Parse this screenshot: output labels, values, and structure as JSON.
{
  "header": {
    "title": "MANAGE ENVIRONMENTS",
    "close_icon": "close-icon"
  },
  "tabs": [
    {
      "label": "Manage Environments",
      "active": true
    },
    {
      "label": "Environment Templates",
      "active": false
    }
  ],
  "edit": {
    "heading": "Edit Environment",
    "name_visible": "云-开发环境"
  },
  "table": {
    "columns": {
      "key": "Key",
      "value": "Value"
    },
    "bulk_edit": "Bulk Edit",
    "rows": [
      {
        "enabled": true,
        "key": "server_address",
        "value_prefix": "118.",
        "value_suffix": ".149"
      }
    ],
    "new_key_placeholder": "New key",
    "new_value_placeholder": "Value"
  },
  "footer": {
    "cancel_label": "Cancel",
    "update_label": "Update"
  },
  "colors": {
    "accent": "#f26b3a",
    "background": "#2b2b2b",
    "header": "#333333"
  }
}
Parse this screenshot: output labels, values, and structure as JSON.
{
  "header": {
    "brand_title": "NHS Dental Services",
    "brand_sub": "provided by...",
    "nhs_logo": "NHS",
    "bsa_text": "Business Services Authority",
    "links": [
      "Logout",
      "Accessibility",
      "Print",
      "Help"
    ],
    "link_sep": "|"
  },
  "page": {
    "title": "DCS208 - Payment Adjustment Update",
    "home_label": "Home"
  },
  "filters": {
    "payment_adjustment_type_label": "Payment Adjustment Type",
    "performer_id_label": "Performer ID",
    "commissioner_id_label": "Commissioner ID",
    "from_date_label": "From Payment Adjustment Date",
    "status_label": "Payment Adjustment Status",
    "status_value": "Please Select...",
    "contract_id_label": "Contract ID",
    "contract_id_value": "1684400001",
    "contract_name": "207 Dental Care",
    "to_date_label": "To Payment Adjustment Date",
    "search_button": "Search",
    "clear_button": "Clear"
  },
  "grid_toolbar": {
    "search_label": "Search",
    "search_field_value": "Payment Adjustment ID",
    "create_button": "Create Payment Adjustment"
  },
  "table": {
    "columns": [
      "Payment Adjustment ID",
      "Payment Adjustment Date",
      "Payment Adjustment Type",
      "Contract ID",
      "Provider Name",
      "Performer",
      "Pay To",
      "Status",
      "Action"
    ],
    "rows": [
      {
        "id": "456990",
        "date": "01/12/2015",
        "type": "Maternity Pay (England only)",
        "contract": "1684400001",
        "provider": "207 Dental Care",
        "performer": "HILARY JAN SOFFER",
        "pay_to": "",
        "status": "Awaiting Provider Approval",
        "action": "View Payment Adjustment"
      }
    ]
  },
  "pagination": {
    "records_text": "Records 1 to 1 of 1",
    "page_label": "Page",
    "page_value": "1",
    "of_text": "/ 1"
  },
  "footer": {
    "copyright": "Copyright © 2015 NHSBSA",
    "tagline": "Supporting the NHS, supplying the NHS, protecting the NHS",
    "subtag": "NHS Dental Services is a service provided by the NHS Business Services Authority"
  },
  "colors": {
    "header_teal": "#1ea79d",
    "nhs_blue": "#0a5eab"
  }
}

····················

Return all of the entries exactly as they were supplied.

Parse this screenshot: output labels, values, and structure as JSON.
{
  "header": {
    "title": "MANAGE ENVIRONMENTS",
    "close_icon": "close-icon"
  },
  "tabs": [
    {
      "label": "Manage Environments",
      "active": true
    },
    {
      "label": "Environment Templates",
      "active": false
    }
  ],
  "edit": {
    "heading": "Edit Environment",
    "name_visible": "云-开发环境"
  },
  "table": {
    "columns": {
      "key": "Key",
      "value": "Value"
    },
    "bulk_edit": "Bulk Edit",
    "rows": [
      {
        "enabled": true,
        "key": "server_address",
        "value_prefix": "118.",
        "value_suffix": ".149"
      }
    ],
    "new_key_placeholder": "New key",
    "new_value_placeholder": "Value"
  },
  "footer": {
    "cancel_label": "Cancel",
    "update_label": "Update"
  },
  "colors": {
    "accent": "#f26b3a",
    "background": "#2b2b2b",
    "header": "#333333"
  }
}
Parse this screenshot: output labels, values, and structure as JSON.
{
  "header": {
    "brand_title": "NHS Dental Services",
    "brand_sub": "provided by...",
    "nhs_logo": "NHS",
    "bsa_text": "Business Services Authority",
    "links": [
      "Logout",
      "Accessibility",
      "Print",
      "Help"
    ],
    "link_sep": "|"
  },
  "page": {
    "title": "DCS208 - Payment Adjustment Update",
    "home_label": "Home"
  },
  "filters": {
    "payment_adjustment_type_label": "Payment Adjustment Type",
    "performer_id_label": "Performer ID",
    "commissioner_id_label": "Commissioner ID",
    "from_date_label": "From Payment Adjustment Date",
    "status_label": "Payment Adjustment Status",
    "status_value": "Please Select...",
    "contract_id_label": "Contract ID",
    "contract_id_value": "1684400001",
    "contract_name": "207 Dental Care",
    "to_date_label": "To Payment Adjustment Date",
    "search_button": "Search",
    "clear_button": "Clear"
  },
  "grid_toolbar": {
    "search_label": "Search",
    "search_field_value": "Payment Adjustment ID",
    "create_button": "Create Payment Adjustment"
  },
  "table": {
    "columns": [
      "Payment Adjustment ID",
      "Payment Adjustment Date",
      "Payment Adjustment Type",
      "Contract ID",
      "Provider Name",
      "Performer",
      "Pay To",
      "Status",
      "Action"
    ],
    "rows": [
      {
        "id": "456990",
        "date": "01/12/2015",
        "type": "Maternity Pay (England only)",
        "contract": "1684400001",
        "provider": "207 Dental Care",
        "performer": "HILARY JAN SOFFER",
        "pay_to": "",
        "status": "Awaiting Provider Approval",
        "action": "View Payment Adjustment"
      }
    ]
  },
  "pagination": {
    "records_text": "Records 1 to 1 of 1",
    "page_label": "Page",
    "page_value": "1",
    "of_text": "/ 1"
  },
  "footer": {
    "copyright": "Copyright © 2015 NHSBSA",
    "tagline": "Supporting the NHS, supplying the NHS, protecting the NHS",
    "subtag": "NHS Dental Services is a service provided by the NHS Business Services Authority"
  },
  "colors": {
    "header_teal": "#1ea79d",
    "nhs_blue": "#0a5eab"
  }
}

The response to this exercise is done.